:: SUPPLIED DATA

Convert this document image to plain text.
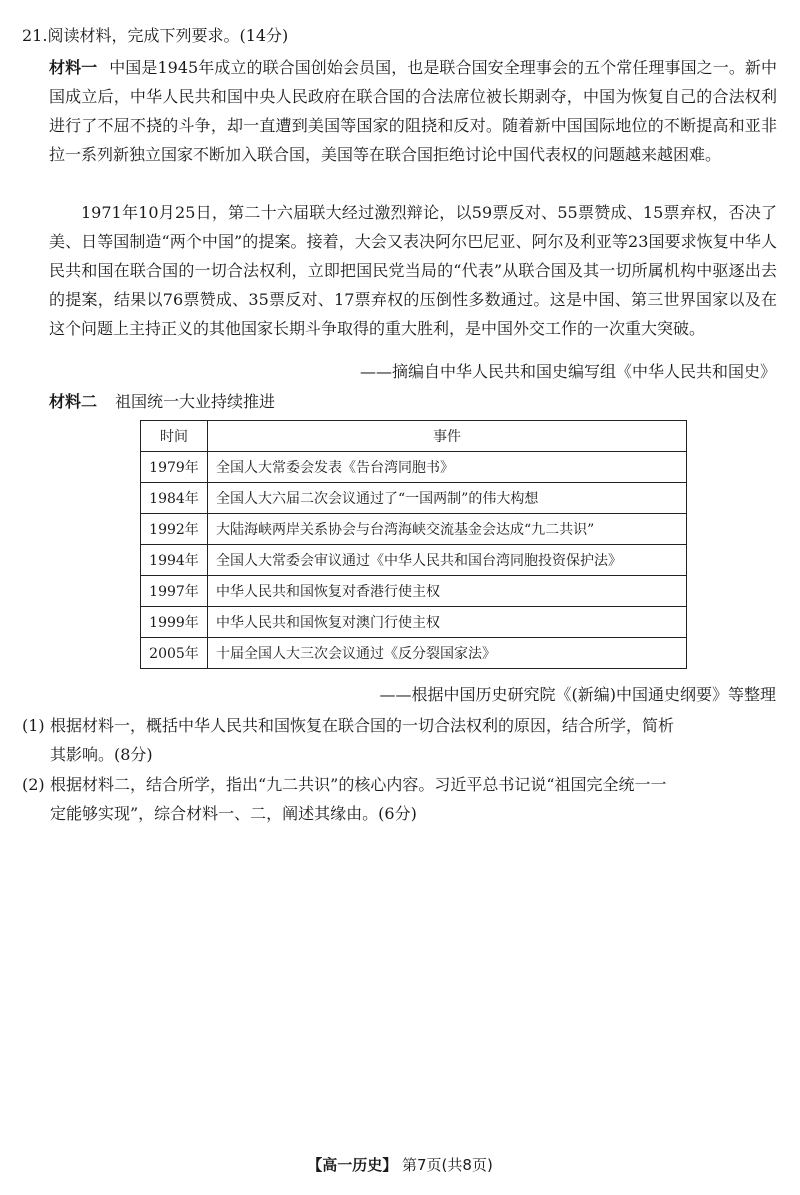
21.阅读材料，完成下列要求。(14分)
材料一 中国是1945年成立的联合国创始会员国，也是联合国安全理事会的五个常任理事国之一。新中国成立后，中华人民共和国中央人民政府在联合国的合法席位被长期剥夺，中国为恢复自己的合法权利进行了不屈不挠的斗争，却一直遭到美国等国家的阻挠和反对。随着新中国国际地位的不断提高和亚非拉一系列新独立国家不断加入联合国，美国等在联合国拒绝讨论中国代表权的问题越来越困难。
1971年10月25日，第二十六届联大经过激烈辩论，以59票反对、55票赞成、15票弃权，否决了美、日等国制造“两个中国”的提案。接着，大会又表决阿尔巴尼亚、阿尔及利亚等23国要求恢复中华人民共和国在联合国的一切合法权利，立即把国民党当局的“代表”从联合国及其一切所属机构中驱逐出去的提案，结果以76票赞成、35票反对、17票弃权的压倒性多数通过。这是中国、第三世界国家以及在这个问题上主持正义的其他国家长期斗争取得的重大胜利，是中国外交工作的一次重大突破。
——摘编自中华人民共和国史编写组《中华人民共和国史》
材料二 祖国统一大业持续推进
时间	事件
1979年	全国人大常委会发表《告台湾同胞书》
1984年	全国人大六届二次会议通过了“一国两制”的伟大构想
1992年	大陆海峡两岸关系协会与台湾海峡交流基金会达成“九二共识”
1994年	全国人大常委会审议通过《中华人民共和国台湾同胞投资保护法》
1997年	中华人民共和国恢复对香港行使主权
1999年	中华人民共和国恢复对澳门行使主权
2005年	十届全国人大三次会议通过《反分裂国家法》
——根据中国历史研究院《(新编)中国通史纲要》等整理
(1) 根据材料一，概括中华人民共和国恢复在联合国的一切合法权利的原因，结合所学，简析
其影响。(8分)
(2) 根据材料二，结合所学，指出“九二共识”的核心内容。习近平总书记说“祖国完全统一一
定能够实现”，综合材料一、二，阐述其缘由。(6分)
【高一历史】 第7页(共8页)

::::

== JOB ==
The entries above should be reproduced exactly, without their pictures.

== SOLUTION TO THE PROBLEM ==
Convert this document image to plain text.
21.阅读材料，完成下列要求。(14分)
材料一 中国是1945年成立的联合国创始会员国，也是联合国安全理事会的五个常任理事国之一。新中国成立后，中华人民共和国中央人民政府在联合国的合法席位被长期剥夺，中国为恢复自己的合法权利进行了不屈不挠的斗争，却一直遭到美国等国家的阻挠和反对。随着新中国国际地位的不断提高和亚非拉一系列新独立国家不断加入联合国，美国等在联合国拒绝讨论中国代表权的问题越来越困难。
1971年10月25日，第二十六届联大经过激烈辩论，以59票反对、55票赞成、15票弃权，否决了美、日等国制造“两个中国”的提案。接着，大会又表决阿尔巴尼亚、阿尔及利亚等23国要求恢复中华人民共和国在联合国的一切合法权利，立即把国民党当局的“代表”从联合国及其一切所属机构中驱逐出去的提案，结果以76票赞成、35票反对、17票弃权的压倒性多数通过。这是中国、第三世界国家以及在这个问题上主持正义的其他国家长期斗争取得的重大胜利，是中国外交工作的一次重大突破。
——摘编自中华人民共和国史编写组《中华人民共和国史》
材料二 祖国统一大业持续推进
时间	事件
1979年	全国人大常委会发表《告台湾同胞书》
1984年	全国人大六届二次会议通过了“一国两制”的伟大构想
1992年	大陆海峡两岸关系协会与台湾海峡交流基金会达成“九二共识”
1994年	全国人大常委会审议通过《中华人民共和国台湾同胞投资保护法》
1997年	中华人民共和国恢复对香港行使主权
1999年	中华人民共和国恢复对澳门行使主权
2005年	十届全国人大三次会议通过《反分裂国家法》
——根据中国历史研究院《(新编)中国通史纲要》等整理
(1) 根据材料一，概括中华人民共和国恢复在联合国的一切合法权利的原因，结合所学，简析
其影响。(8分)
(2) 根据材料二，结合所学，指出“九二共识”的核心内容。习近平总书记说“祖国完全统一一
定能够实现”，综合材料一、二，阐述其缘由。(6分)
【高一历史】 第7页(共8页)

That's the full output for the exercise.